Lines containing the string "JSON" are to be collected in full.

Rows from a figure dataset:
## Begin

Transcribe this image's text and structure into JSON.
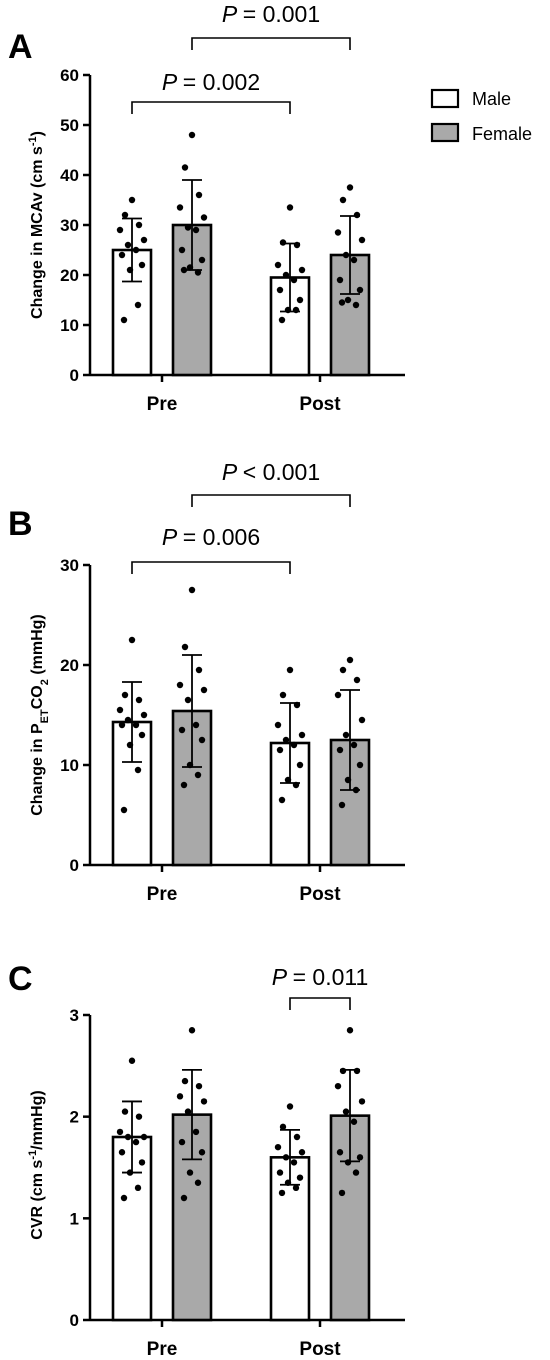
{
  "colors": {
    "male_fill": "#ffffff",
    "female_fill": "#a9a9a9",
    "stroke": "#000000"
  },
  "legend": {
    "placement": "top-right",
    "items": [
      {
        "label": "Male",
        "color": "#ffffff"
      },
      {
        "label": "Female",
        "color": "#a9a9a9"
      }
    ]
  },
  "chart_data": [
    {
      "type": "bar",
      "panel": "A",
      "ylabel_main": "Change in MCAv (cm s",
      "ylabel_sup": "-1",
      "ylabel_end": ")",
      "ylim": [
        0,
        60
      ],
      "yticks": [
        "0",
        "10",
        "20",
        "30",
        "40",
        "50",
        "60"
      ],
      "categories": [
        "Pre",
        "Post"
      ],
      "series": [
        {
          "name": "Male",
          "means": [
            25.0,
            19.5
          ],
          "sd": [
            6.3,
            6.8
          ],
          "points": [
            [
              35,
              32,
              30,
              29,
              27,
              26,
              25,
              24,
              22,
              21,
              14,
              11
            ],
            [
              33.5,
              26.5,
              26,
              22,
              21,
              20,
              19,
              17,
              15,
              13,
              13,
              11
            ]
          ]
        },
        {
          "name": "Female",
          "means": [
            30.0,
            24.0
          ],
          "sd": [
            9.0,
            7.8
          ],
          "points": [
            [
              48,
              41.5,
              36,
              33.5,
              31.5,
              29.5,
              29,
              25,
              23,
              21.5,
              20.5,
              21
            ],
            [
              37.5,
              35,
              32,
              28.5,
              27,
              24,
              23,
              19,
              17,
              15,
              14,
              14.5
            ]
          ]
        }
      ],
      "brackets": [
        {
          "from": "Male-Pre",
          "to": "Male-Post",
          "p_symbol": "P",
          "p_text": "= 0.002"
        },
        {
          "from": "Female-Pre",
          "to": "Female-Post",
          "p_symbol": "P",
          "p_text": "= 0.001"
        }
      ]
    },
    {
      "type": "bar",
      "panel": "B",
      "ylabel_main": "Change in P",
      "ylabel_sub": "ET",
      "ylabel_mid": "CO",
      "ylabel_sub2": "2",
      "ylabel_end": " (mmHg)",
      "ylim": [
        0,
        30
      ],
      "yticks": [
        "0",
        "10",
        "20",
        "30"
      ],
      "categories": [
        "Pre",
        "Post"
      ],
      "series": [
        {
          "name": "Male",
          "means": [
            14.3,
            12.2
          ],
          "sd": [
            4.0,
            4.0
          ],
          "points": [
            [
              22.5,
              17,
              16.5,
              15.5,
              15,
              14.5,
              14,
              14,
              13,
              12,
              9.5,
              5.5
            ],
            [
              19.5,
              17,
              16,
              14,
              13,
              12.5,
              12,
              11.5,
              10,
              8.5,
              8,
              6.5
            ]
          ]
        },
        {
          "name": "Female",
          "means": [
            15.4,
            12.5
          ],
          "sd": [
            5.6,
            5.0
          ],
          "points": [
            [
              27.5,
              21.8,
              19.5,
              18,
              17.5,
              16.5,
              14,
              13.5,
              12.5,
              10,
              9,
              8
            ],
            [
              20.5,
              19.5,
              18.5,
              17,
              14.5,
              13,
              12,
              11.5,
              10,
              8.5,
              7.5,
              6
            ]
          ]
        }
      ],
      "brackets": [
        {
          "from": "Male-Pre",
          "to": "Male-Post",
          "p_symbol": "P",
          "p_text": "= 0.006"
        },
        {
          "from": "Female-Pre",
          "to": "Female-Post",
          "p_symbol": "P",
          "p_text": "< 0.001"
        }
      ]
    },
    {
      "type": "bar",
      "panel": "C",
      "ylabel_main": "CVR (cm s",
      "ylabel_sup": "-1",
      "ylabel_end": "/mmHg)",
      "ylim": [
        0,
        3
      ],
      "yticks": [
        "0",
        "1",
        "2",
        "3"
      ],
      "categories": [
        "Pre",
        "Post"
      ],
      "series": [
        {
          "name": "Male",
          "means": [
            1.8,
            1.6
          ],
          "sd": [
            0.35,
            0.27
          ],
          "points": [
            [
              2.55,
              2.05,
              2.0,
              1.85,
              1.8,
              1.8,
              1.75,
              1.65,
              1.55,
              1.45,
              1.3,
              1.2
            ],
            [
              2.1,
              1.9,
              1.8,
              1.7,
              1.65,
              1.6,
              1.55,
              1.45,
              1.4,
              1.35,
              1.3,
              1.25
            ]
          ]
        },
        {
          "name": "Female",
          "means": [
            2.02,
            2.01
          ],
          "sd": [
            0.44,
            0.45
          ],
          "points": [
            [
              2.85,
              2.35,
              2.3,
              2.2,
              2.15,
              2.05,
              1.85,
              1.75,
              1.65,
              1.45,
              1.35,
              1.2
            ],
            [
              2.85,
              2.45,
              2.45,
              2.3,
              2.15,
              2.05,
              1.95,
              1.65,
              1.6,
              1.55,
              1.45,
              1.25
            ]
          ]
        }
      ],
      "brackets": [
        {
          "from": "Male-Post",
          "to": "Female-Post",
          "p_symbol": "P",
          "p_text": "= 0.011"
        }
      ]
    }
  ]
}
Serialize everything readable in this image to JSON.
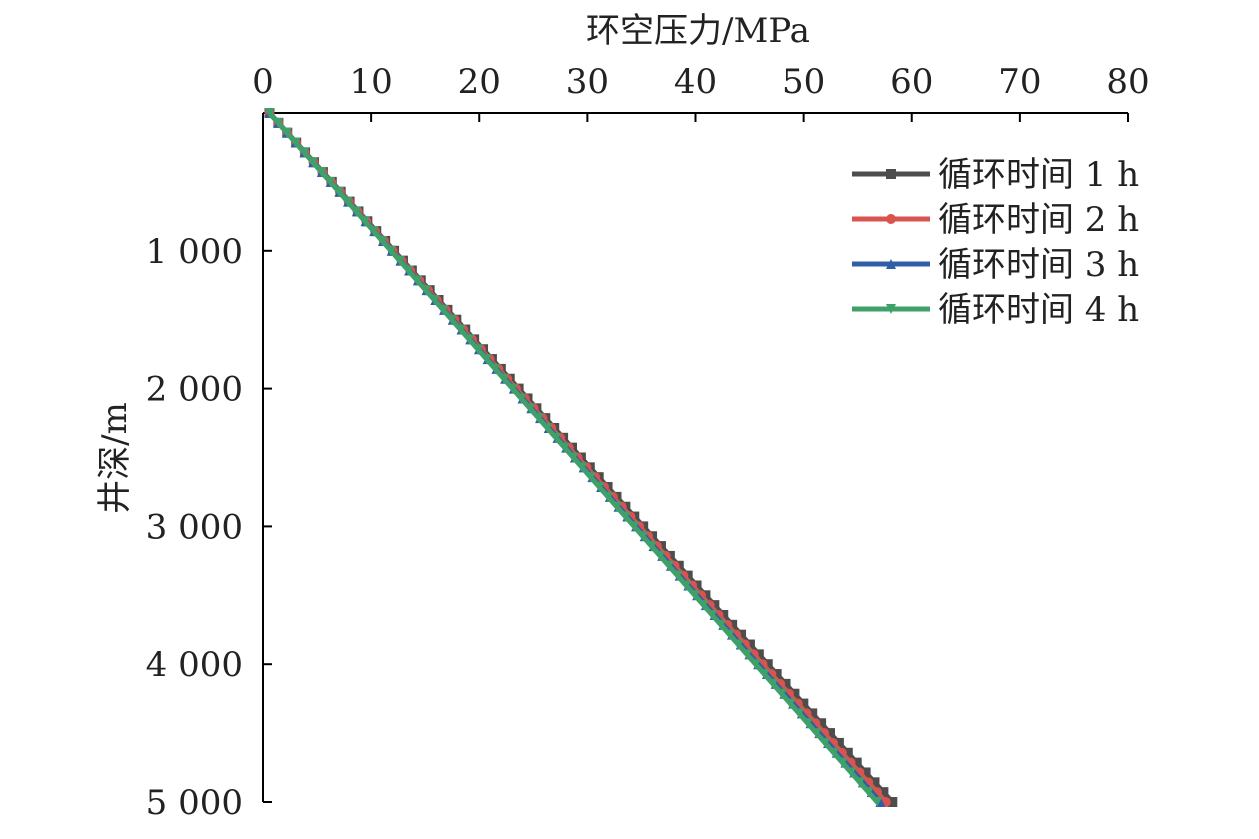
{
  "chart_data": {
    "type": "line",
    "xlabel": "环空压力/MPa",
    "ylabel": "井深/m",
    "xlim": [
      0,
      80
    ],
    "ylim": [
      0,
      5000
    ],
    "y_inverted": true,
    "x_axis_position": "top",
    "x_ticks": [
      0,
      10,
      20,
      30,
      40,
      50,
      60,
      70,
      80
    ],
    "x_tick_labels": [
      "0",
      "10",
      "20",
      "30",
      "40",
      "50",
      "60",
      "70",
      "80"
    ],
    "y_ticks": [
      1000,
      2000,
      3000,
      4000,
      5000
    ],
    "y_tick_labels": [
      "1 000",
      "2 000",
      "3 000",
      "4 000",
      "5 000"
    ],
    "grid": false,
    "legend_position": "top-right",
    "series": [
      {
        "name": "循环时间 1 h",
        "color": "#4d4d4d",
        "marker": "square",
        "x": [
          0.6,
          58.2
        ],
        "y": [
          0,
          5000
        ]
      },
      {
        "name": "循环时间 2 h",
        "color": "#d9534f",
        "marker": "circle",
        "x": [
          0.6,
          57.6
        ],
        "y": [
          0,
          5000
        ]
      },
      {
        "name": "循环时间 3 h",
        "color": "#2f5fa7",
        "marker": "triangle-up",
        "x": [
          0.6,
          57.1
        ],
        "y": [
          0,
          5000
        ]
      },
      {
        "name": "循环时间 4 h",
        "color": "#3fa06a",
        "marker": "triangle-down",
        "x": [
          0.6,
          56.8
        ],
        "y": [
          0,
          5000
        ]
      }
    ]
  }
}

## End

Response to this exercise:
Transcribe this image's text and structure into JSON.
Serialize everything readable in this image to JSON.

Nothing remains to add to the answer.